>> BEGIN EXCERPTED RECORDS

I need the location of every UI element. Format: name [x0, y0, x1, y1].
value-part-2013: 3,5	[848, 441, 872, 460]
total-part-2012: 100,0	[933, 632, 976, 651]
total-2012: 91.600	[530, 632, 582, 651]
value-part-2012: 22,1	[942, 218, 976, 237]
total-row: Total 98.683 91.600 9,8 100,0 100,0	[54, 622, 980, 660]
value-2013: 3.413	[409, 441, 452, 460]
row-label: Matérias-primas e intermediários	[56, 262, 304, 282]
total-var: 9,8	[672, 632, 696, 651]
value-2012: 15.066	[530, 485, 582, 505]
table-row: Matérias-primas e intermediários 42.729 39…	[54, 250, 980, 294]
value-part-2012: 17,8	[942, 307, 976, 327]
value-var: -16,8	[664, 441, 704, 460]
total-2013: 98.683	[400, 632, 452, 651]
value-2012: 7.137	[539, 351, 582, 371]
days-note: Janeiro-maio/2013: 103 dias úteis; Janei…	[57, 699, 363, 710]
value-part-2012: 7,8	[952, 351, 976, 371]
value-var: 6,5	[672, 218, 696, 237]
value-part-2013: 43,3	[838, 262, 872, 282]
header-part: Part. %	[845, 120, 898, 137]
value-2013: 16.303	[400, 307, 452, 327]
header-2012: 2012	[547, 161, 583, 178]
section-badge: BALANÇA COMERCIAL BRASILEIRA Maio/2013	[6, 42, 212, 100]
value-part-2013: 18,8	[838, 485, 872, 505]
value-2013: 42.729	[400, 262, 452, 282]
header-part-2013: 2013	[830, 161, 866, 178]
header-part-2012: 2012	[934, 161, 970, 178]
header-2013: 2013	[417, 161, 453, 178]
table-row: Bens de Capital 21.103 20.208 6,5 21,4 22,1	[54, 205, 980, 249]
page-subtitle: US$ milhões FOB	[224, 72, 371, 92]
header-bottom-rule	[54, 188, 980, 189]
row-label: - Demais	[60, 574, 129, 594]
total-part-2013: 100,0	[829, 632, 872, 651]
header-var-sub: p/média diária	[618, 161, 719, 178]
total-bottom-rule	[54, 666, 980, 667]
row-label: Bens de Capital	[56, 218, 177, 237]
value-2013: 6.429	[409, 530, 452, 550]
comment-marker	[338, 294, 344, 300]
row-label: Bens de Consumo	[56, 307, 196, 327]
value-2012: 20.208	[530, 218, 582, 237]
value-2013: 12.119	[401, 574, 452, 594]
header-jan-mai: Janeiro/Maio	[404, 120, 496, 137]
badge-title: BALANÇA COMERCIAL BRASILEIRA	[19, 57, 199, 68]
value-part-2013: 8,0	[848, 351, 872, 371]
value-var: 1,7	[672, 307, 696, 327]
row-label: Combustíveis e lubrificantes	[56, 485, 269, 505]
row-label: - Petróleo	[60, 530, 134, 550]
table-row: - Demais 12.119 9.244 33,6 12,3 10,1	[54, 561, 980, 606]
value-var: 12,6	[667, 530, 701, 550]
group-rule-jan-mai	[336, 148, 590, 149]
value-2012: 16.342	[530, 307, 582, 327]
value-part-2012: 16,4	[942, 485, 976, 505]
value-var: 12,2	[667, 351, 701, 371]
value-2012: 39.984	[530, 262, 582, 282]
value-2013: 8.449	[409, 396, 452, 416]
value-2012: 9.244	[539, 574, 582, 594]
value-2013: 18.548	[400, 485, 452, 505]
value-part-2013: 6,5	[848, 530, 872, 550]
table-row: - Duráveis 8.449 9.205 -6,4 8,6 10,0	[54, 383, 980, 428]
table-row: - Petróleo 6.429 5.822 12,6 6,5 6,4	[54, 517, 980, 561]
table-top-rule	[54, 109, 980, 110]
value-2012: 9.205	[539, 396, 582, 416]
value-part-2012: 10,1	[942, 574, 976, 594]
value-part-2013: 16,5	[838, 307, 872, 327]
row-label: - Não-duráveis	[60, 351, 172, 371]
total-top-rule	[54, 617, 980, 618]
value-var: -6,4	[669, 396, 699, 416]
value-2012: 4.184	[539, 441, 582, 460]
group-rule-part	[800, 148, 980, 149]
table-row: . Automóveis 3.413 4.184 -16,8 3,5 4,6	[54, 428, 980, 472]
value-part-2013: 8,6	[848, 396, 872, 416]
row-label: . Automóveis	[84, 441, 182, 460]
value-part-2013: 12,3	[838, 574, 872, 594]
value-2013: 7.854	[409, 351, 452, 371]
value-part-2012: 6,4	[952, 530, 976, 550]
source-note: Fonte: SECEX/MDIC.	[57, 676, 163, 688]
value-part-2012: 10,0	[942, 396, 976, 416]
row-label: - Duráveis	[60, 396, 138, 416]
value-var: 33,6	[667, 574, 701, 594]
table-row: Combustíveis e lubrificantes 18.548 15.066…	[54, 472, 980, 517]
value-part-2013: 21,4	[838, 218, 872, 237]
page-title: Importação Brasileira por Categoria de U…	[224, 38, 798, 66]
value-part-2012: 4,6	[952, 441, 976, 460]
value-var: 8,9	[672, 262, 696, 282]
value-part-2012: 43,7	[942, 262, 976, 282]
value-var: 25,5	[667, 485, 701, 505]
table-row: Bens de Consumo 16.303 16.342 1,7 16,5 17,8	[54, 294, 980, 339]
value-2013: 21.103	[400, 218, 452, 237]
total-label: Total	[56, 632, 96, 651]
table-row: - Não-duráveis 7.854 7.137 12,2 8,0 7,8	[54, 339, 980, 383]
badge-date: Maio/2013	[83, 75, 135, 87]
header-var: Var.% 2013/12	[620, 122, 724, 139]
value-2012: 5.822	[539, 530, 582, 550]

>> END EXCERPTED RECORDS
>> BEGIN EXCERPTED RECORDS

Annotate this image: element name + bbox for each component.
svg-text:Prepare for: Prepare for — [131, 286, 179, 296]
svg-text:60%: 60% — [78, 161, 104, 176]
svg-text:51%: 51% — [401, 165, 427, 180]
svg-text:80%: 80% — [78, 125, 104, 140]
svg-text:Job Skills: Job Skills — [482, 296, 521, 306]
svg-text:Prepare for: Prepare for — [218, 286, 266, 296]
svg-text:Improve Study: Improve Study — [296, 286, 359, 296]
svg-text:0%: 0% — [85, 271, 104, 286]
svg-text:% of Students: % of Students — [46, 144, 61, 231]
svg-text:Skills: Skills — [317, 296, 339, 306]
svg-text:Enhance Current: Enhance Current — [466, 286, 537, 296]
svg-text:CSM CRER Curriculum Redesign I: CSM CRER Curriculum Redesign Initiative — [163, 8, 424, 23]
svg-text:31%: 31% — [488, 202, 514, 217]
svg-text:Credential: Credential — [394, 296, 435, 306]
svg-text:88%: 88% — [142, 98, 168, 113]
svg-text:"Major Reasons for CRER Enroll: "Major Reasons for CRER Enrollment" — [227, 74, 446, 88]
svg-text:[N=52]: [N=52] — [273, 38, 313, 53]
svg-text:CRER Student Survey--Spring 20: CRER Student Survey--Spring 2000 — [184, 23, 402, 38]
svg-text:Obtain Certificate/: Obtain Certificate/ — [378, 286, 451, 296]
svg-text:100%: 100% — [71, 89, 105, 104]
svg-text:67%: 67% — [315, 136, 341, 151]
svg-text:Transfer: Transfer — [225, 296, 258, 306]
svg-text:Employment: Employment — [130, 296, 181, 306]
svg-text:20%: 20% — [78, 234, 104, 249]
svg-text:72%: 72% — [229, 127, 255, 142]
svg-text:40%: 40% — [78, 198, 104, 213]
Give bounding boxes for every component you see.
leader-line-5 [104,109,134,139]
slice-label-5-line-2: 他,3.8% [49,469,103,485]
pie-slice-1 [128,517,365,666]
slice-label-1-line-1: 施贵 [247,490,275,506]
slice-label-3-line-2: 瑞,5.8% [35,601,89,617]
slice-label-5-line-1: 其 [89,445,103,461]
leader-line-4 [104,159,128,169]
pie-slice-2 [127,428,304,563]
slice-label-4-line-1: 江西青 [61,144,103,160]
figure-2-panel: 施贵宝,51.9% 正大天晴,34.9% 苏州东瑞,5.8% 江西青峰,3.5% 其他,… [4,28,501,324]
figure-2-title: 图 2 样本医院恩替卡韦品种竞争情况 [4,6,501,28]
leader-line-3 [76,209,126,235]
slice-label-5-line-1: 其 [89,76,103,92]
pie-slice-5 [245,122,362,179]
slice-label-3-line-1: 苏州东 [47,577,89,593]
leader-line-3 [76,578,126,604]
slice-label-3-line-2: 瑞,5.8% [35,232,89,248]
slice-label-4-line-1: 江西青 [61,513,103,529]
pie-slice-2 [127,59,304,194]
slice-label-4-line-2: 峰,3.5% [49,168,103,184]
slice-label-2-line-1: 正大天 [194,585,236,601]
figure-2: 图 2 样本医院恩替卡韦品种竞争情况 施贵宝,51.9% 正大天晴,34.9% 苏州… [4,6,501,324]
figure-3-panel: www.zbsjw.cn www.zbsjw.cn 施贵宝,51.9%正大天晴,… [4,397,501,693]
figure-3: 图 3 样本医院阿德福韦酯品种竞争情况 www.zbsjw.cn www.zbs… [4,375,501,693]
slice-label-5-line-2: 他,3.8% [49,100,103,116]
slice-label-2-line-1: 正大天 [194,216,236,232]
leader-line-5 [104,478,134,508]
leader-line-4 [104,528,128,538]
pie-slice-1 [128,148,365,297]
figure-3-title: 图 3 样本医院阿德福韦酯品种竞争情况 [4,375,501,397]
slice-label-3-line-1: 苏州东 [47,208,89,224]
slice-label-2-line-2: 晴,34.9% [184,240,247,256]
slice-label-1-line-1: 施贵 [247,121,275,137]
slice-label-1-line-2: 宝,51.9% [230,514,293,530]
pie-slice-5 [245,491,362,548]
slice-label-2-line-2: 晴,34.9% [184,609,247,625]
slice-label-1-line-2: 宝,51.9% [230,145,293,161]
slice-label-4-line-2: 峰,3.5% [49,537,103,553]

>> END EXCERPTED RECORDS
>> BEGIN EXCERPTED RECORDS

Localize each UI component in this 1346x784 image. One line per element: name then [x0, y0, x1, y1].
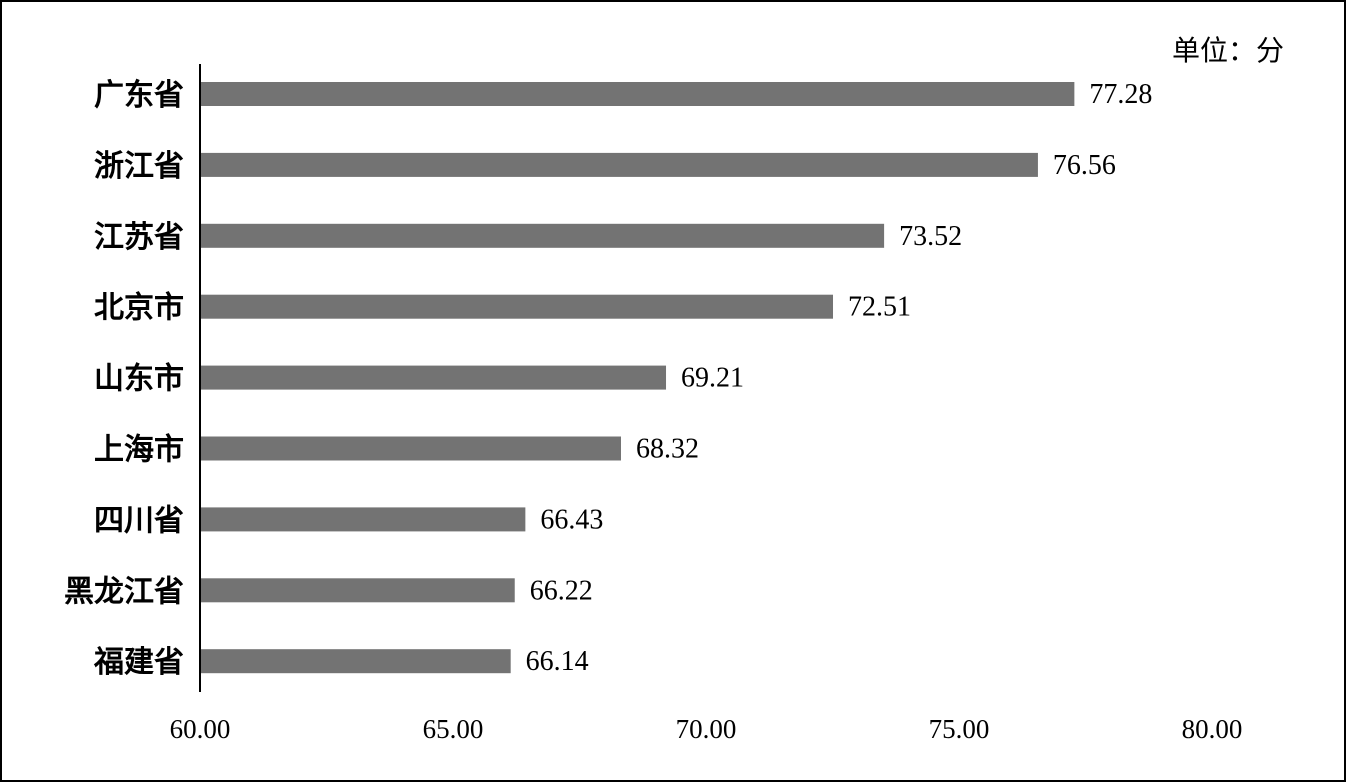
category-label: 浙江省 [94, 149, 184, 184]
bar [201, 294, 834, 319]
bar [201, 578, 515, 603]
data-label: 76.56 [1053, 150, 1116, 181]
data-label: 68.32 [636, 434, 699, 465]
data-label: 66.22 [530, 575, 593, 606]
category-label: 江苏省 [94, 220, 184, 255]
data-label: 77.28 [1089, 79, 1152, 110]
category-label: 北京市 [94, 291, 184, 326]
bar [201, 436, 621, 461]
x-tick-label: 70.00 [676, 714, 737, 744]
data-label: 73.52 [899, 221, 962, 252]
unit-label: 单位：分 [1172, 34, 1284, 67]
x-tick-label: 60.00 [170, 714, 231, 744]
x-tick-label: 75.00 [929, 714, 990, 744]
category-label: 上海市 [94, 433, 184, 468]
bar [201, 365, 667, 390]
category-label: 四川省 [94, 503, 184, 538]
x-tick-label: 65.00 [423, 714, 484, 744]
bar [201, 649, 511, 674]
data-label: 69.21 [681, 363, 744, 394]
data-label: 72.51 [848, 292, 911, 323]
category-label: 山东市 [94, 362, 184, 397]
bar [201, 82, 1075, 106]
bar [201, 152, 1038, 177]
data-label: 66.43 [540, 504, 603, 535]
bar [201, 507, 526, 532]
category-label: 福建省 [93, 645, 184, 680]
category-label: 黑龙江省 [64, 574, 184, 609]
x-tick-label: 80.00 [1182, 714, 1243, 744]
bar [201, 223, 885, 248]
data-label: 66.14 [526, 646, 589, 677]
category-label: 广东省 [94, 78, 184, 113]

>> END EXCERPTED RECORDS

WHAT YOU ARE ASKED TO DO: Write out the lines above precisely as they appear, starting at the line that contains "category-label: 浙江省 [94, 149, 184, 184]" and stopping after the line that contains "data-label: 77.28 [1089, 79, 1152, 110]".

RESULT OF THE TASK:
category-label: 浙江省 [94, 149, 184, 184]
bar [201, 294, 834, 319]
bar [201, 578, 515, 603]
data-label: 76.56 [1053, 150, 1116, 181]
data-label: 68.32 [636, 434, 699, 465]
data-label: 66.22 [530, 575, 593, 606]
category-label: 江苏省 [94, 220, 184, 255]
data-label: 77.28 [1089, 79, 1152, 110]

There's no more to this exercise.